Problem requirements:
How many lines in the listing below include the word "this"? Reply with the count alone.

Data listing
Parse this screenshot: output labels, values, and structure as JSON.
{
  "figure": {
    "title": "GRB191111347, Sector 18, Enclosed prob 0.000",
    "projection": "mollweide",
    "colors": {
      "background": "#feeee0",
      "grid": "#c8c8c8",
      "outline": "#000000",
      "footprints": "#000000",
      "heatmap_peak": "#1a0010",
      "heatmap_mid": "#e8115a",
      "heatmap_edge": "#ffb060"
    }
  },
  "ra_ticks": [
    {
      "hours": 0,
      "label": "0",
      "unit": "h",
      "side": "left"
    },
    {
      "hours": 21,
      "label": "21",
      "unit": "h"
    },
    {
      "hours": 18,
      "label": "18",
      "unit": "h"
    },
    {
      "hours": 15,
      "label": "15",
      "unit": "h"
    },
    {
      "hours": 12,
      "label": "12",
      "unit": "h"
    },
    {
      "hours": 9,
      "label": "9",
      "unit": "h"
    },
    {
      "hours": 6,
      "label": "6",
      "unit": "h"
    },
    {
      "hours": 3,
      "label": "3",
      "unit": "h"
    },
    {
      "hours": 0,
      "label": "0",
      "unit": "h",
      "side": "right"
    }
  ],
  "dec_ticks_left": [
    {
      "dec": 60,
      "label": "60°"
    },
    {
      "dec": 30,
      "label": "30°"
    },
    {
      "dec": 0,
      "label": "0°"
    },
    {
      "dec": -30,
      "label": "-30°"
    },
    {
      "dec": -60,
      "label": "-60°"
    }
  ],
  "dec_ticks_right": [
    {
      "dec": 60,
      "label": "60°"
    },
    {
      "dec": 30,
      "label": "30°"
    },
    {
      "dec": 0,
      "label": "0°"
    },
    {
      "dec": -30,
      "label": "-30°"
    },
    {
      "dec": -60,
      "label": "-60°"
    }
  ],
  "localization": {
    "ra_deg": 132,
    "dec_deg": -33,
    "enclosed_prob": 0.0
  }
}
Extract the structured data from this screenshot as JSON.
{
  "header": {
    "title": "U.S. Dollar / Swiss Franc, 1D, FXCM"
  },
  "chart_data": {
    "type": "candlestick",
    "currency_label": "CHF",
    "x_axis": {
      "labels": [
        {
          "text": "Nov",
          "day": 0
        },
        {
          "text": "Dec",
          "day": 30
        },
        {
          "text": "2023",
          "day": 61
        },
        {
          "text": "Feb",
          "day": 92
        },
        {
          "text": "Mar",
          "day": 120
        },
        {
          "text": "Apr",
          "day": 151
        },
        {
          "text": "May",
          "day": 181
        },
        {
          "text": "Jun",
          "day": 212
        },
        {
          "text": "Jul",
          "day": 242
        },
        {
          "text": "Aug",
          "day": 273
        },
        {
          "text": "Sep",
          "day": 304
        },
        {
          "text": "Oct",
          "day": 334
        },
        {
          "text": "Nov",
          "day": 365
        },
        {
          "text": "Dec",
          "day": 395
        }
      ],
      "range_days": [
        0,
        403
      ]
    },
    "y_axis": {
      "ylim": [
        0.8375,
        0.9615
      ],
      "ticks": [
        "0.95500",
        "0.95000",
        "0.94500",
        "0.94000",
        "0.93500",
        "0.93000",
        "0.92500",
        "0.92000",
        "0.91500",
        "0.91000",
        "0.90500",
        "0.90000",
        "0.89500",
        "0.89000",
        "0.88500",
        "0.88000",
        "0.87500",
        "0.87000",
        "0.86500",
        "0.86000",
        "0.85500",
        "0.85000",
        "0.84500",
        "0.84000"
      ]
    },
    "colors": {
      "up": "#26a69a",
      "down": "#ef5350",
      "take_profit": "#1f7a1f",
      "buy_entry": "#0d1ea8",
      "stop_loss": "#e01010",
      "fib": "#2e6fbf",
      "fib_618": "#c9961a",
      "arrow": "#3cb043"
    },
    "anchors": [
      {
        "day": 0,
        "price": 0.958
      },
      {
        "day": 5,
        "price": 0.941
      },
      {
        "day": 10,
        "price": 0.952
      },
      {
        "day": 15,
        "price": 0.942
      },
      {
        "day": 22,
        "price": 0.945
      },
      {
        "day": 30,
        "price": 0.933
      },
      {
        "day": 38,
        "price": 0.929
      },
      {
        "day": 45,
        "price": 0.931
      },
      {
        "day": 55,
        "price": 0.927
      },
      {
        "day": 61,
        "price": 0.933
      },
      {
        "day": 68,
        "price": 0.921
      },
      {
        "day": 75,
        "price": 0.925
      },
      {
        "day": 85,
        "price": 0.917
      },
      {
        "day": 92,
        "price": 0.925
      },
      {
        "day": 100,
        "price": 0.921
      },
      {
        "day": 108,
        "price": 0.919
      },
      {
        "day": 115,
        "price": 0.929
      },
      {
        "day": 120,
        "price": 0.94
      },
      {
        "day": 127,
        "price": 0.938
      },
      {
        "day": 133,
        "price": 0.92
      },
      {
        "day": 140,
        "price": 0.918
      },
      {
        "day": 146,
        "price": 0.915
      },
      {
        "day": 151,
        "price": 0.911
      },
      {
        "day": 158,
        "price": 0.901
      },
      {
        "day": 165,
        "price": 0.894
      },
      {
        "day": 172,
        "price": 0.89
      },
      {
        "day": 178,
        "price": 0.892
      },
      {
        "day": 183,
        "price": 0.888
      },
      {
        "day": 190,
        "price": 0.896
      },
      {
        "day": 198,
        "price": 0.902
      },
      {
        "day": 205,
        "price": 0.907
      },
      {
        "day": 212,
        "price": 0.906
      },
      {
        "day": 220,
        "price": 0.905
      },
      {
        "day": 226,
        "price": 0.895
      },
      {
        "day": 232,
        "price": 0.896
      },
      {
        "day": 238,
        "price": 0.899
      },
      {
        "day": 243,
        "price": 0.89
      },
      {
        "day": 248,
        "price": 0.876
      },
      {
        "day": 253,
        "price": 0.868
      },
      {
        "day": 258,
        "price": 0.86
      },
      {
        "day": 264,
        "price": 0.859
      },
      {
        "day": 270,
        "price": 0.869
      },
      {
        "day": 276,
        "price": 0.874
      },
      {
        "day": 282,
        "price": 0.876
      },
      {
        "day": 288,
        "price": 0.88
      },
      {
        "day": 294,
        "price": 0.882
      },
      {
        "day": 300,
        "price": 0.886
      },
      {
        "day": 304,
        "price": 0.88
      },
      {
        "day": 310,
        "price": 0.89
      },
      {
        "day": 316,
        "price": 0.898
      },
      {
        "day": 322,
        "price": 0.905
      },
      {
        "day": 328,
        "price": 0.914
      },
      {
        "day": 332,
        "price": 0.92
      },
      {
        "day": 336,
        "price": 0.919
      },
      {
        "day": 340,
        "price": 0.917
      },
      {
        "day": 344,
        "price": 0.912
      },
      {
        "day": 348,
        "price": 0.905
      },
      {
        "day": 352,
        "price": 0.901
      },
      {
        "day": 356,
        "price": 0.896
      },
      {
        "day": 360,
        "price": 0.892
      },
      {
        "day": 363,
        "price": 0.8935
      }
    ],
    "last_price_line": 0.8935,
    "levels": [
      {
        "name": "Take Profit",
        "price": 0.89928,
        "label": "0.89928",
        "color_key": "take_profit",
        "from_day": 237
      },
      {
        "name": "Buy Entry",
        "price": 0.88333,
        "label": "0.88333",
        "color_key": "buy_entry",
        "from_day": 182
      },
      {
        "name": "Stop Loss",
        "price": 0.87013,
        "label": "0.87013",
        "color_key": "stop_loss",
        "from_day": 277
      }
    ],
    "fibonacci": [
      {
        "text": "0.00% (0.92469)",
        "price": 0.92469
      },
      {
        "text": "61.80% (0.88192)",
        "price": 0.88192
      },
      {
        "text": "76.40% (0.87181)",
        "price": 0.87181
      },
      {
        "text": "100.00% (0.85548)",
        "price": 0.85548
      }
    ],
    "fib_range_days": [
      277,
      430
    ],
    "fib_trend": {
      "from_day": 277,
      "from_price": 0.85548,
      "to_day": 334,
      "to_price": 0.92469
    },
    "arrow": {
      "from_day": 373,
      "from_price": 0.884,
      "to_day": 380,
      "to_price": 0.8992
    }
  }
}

Full solution:
2